*EXERCISE AIM:*
From the entries below, pull out each line where "Stop" appears.

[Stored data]
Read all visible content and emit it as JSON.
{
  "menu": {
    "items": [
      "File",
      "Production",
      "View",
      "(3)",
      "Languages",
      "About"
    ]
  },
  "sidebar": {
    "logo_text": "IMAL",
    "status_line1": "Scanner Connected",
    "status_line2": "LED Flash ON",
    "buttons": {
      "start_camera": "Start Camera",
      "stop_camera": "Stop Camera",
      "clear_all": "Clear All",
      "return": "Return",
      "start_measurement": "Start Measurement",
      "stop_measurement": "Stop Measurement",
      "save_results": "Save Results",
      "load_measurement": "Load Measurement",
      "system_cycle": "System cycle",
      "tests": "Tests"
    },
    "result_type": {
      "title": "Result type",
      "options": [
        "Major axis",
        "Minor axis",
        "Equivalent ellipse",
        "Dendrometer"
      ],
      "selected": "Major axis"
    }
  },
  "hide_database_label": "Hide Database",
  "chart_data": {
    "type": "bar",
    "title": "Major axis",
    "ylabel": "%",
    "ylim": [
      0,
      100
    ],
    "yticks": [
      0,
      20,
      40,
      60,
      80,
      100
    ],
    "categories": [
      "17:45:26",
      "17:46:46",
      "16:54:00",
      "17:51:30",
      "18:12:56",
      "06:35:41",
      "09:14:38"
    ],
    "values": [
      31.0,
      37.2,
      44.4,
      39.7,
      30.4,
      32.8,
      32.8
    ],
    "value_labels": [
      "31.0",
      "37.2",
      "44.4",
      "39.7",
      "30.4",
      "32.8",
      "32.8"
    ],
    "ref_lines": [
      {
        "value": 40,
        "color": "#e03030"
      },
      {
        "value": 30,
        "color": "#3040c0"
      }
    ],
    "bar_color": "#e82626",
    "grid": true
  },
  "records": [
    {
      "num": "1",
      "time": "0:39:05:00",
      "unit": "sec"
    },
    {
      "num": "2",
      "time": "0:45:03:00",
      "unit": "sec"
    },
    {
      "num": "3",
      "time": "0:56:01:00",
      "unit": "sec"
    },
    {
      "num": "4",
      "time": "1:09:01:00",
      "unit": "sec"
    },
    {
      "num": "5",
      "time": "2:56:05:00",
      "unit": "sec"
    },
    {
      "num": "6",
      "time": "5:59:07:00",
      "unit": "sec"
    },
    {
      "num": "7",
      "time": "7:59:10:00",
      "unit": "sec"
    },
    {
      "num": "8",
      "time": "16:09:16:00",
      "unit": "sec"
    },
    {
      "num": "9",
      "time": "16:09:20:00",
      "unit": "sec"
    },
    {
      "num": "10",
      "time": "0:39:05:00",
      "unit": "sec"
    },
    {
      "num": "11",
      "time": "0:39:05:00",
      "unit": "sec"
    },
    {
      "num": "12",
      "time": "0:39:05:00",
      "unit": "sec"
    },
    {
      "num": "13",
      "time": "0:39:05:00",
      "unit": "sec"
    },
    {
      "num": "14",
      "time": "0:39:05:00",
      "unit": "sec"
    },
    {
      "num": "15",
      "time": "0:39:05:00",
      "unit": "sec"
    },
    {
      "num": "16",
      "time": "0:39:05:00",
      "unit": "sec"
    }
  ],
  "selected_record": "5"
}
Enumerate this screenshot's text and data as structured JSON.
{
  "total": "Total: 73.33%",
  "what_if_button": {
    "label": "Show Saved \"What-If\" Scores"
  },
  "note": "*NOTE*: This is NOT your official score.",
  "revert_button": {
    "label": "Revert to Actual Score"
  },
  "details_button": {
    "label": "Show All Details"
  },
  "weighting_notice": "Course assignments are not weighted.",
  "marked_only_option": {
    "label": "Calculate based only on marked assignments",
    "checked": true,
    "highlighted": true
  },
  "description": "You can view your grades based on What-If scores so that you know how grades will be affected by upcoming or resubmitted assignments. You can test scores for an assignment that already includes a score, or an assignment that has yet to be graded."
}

*RESULT FOR THIS TASK:*
      "stop_camera": "Stop Camera",
      "stop_measurement": "Stop Measurement",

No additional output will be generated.